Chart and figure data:
────────
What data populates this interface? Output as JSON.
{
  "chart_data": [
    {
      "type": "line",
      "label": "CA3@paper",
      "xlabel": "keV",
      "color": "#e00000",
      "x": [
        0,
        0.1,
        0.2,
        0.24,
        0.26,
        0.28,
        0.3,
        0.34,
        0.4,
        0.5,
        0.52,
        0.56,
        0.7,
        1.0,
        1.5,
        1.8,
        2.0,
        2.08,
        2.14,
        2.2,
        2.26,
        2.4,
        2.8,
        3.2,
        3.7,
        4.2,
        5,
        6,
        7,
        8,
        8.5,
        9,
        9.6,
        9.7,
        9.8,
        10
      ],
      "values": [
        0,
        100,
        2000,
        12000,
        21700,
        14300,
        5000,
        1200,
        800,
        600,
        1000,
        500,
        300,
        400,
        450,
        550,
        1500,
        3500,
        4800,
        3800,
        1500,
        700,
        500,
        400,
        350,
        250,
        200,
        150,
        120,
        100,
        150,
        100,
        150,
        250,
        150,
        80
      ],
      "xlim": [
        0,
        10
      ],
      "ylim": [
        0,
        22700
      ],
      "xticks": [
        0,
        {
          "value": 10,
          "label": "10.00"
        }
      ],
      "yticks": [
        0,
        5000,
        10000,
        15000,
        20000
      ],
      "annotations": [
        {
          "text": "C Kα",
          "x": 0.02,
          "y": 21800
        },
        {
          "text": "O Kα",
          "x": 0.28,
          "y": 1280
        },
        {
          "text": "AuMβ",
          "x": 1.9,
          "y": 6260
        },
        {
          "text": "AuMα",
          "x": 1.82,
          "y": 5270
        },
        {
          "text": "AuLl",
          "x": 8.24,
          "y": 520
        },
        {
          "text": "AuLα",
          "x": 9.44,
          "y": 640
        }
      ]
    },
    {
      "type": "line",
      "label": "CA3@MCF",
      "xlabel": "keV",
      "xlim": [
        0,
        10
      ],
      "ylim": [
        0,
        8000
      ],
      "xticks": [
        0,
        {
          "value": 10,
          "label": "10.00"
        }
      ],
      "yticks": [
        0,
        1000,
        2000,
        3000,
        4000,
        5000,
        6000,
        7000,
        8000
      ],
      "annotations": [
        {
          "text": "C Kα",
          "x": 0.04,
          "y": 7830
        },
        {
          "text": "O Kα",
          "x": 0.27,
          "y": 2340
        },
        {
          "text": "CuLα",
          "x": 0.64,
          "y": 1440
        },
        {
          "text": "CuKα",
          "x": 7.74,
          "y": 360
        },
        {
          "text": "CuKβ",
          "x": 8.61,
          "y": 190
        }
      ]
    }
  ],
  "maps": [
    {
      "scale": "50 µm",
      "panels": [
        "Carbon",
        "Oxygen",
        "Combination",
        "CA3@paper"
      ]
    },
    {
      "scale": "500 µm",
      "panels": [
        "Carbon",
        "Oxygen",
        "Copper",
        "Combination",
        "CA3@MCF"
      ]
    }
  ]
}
────────
_EXERCISE DIRECTIONS_
Repeat every entry exactly, please.

_RESPONSE BELOW_
What data populates this interface? Output as JSON.
{
  "chart_data": [
    {
      "type": "line",
      "label": "CA3@paper",
      "xlabel": "keV",
      "color": "#e00000",
      "x": [
        0,
        0.1,
        0.2,
        0.24,
        0.26,
        0.28,
        0.3,
        0.34,
        0.4,
        0.5,
        0.52,
        0.56,
        0.7,
        1.0,
        1.5,
        1.8,
        2.0,
        2.08,
        2.14,
        2.2,
        2.26,
        2.4,
        2.8,
        3.2,
        3.7,
        4.2,
        5,
        6,
        7,
        8,
        8.5,
        9,
        9.6,
        9.7,
        9.8,
        10
      ],
      "values": [
        0,
        100,
        2000,
        12000,
        21700,
        14300,
        5000,
        1200,
        800,
        600,
        1000,
        500,
        300,
        400,
        450,
        550,
        1500,
        3500,
        4800,
        3800,
        1500,
        700,
        500,
        400,
        350,
        250,
        200,
        150,
        120,
        100,
        150,
        100,
        150,
        250,
        150,
        80
      ],
      "xlim": [
        0,
        10
      ],
      "ylim": [
        0,
        22700
      ],
      "xticks": [
        0,
        {
          "value": 10,
          "label": "10.00"
        }
      ],
      "yticks": [
        0,
        5000,
        10000,
        15000,
        20000
      ],
      "annotations": [
        {
          "text": "C Kα",
          "x": 0.02,
          "y": 21800
        },
        {
          "text": "O Kα",
          "x": 0.28,
          "y": 1280
        },
        {
          "text": "AuMβ",
          "x": 1.9,
          "y": 6260
        },
        {
          "text": "AuMα",
          "x": 1.82,
          "y": 5270
        },
        {
          "text": "AuLl",
          "x": 8.24,
          "y": 520
        },
        {
          "text": "AuLα",
          "x": 9.44,
          "y": 640
        }
      ]
    },
    {
      "type": "line",
      "label": "CA3@MCF",
      "xlabel": "keV",
      "xlim": [
        0,
        10
      ],
      "ylim": [
        0,
        8000
      ],
      "xticks": [
        0,
        {
          "value": 10,
          "label": "10.00"
        }
      ],
      "yticks": [
        0,
        1000,
        2000,
        3000,
        4000,
        5000,
        6000,
        7000,
        8000
      ],
      "annotations": [
        {
          "text": "C Kα",
          "x": 0.04,
          "y": 7830
        },
        {
          "text": "O Kα",
          "x": 0.27,
          "y": 2340
        },
        {
          "text": "CuLα",
          "x": 0.64,
          "y": 1440
        },
        {
          "text": "CuKα",
          "x": 7.74,
          "y": 360
        },
        {
          "text": "CuKβ",
          "x": 8.61,
          "y": 190
        }
      ]
    }
  ],
  "maps": [
    {
      "scale": "50 µm",
      "panels": [
        "Carbon",
        "Oxygen",
        "Combination",
        "CA3@paper"
      ]
    },
    {
      "scale": "500 µm",
      "panels": [
        "Carbon",
        "Oxygen",
        "Copper",
        "Combination",
        "CA3@MCF"
      ]
    }
  ]
}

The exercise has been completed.